### What to work on
Using the records below, report how many lines hold "title", with no extra text.

+++ Provided records

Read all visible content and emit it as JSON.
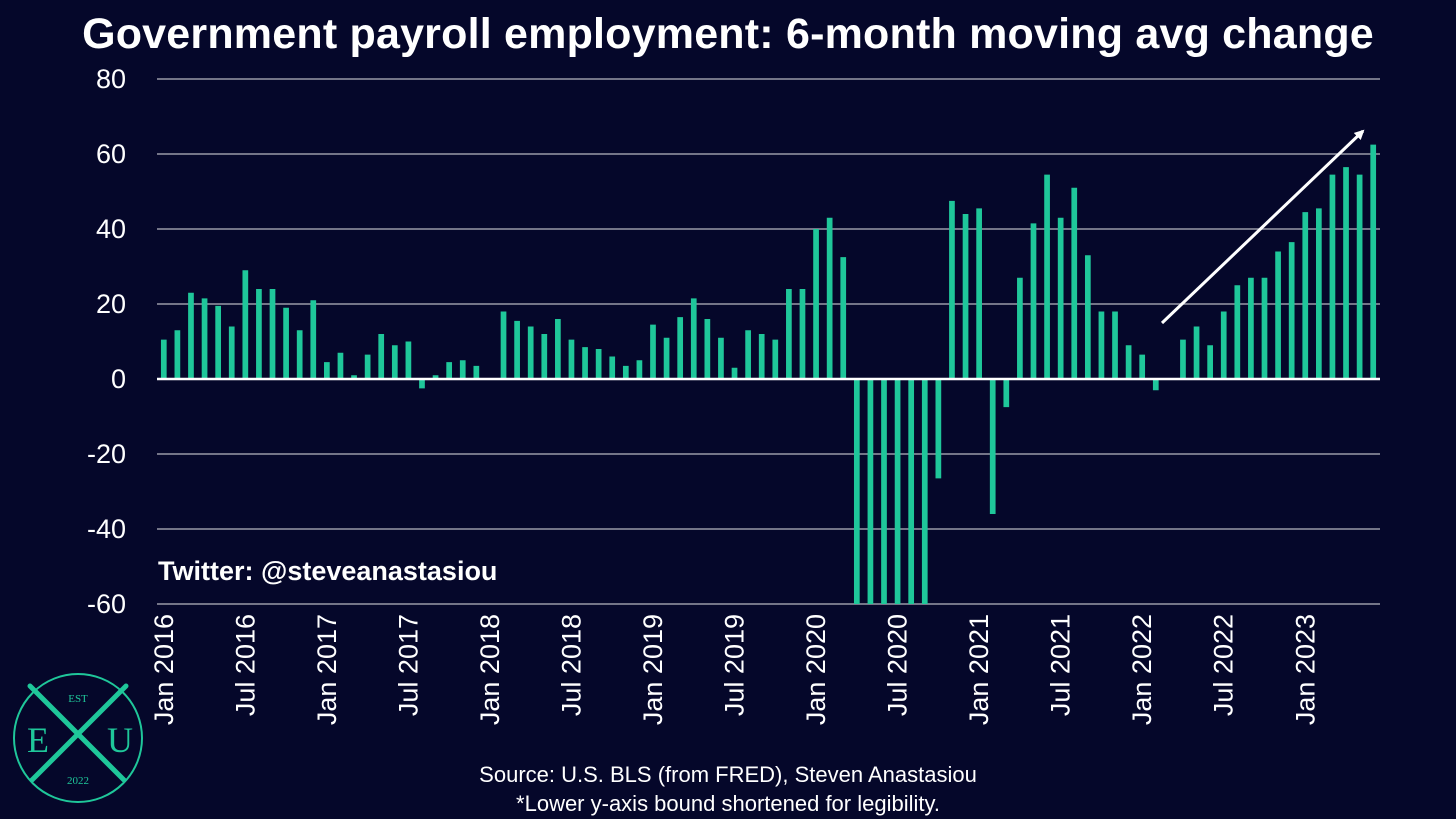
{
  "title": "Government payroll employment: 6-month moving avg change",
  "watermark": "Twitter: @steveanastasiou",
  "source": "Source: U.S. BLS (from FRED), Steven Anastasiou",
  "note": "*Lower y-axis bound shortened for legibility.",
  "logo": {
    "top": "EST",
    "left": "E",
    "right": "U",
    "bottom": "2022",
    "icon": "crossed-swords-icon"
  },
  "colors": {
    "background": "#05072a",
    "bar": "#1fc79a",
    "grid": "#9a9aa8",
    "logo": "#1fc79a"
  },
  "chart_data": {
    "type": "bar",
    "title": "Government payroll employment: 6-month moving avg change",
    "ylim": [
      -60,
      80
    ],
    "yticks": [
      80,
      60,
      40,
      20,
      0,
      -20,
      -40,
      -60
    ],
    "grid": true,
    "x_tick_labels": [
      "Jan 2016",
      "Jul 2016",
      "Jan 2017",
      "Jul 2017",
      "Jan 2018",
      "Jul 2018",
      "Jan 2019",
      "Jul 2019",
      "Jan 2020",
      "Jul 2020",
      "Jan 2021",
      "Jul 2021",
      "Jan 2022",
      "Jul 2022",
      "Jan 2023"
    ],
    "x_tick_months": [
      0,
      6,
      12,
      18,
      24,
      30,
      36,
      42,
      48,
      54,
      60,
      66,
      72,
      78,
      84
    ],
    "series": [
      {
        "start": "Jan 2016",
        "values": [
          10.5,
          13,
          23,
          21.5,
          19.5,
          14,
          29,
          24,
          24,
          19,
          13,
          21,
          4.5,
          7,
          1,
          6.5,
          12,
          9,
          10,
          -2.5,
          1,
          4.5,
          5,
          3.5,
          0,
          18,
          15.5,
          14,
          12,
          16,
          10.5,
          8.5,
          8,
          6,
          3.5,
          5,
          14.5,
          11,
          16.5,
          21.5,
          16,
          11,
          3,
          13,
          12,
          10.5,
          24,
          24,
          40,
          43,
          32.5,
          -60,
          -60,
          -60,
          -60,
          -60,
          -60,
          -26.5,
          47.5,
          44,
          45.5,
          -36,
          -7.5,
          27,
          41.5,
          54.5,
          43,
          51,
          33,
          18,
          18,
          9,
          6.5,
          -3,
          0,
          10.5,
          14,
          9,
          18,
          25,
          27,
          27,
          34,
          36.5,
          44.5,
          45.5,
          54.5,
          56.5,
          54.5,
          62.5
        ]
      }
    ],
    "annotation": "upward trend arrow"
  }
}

++++++

### Solution for this exercise
2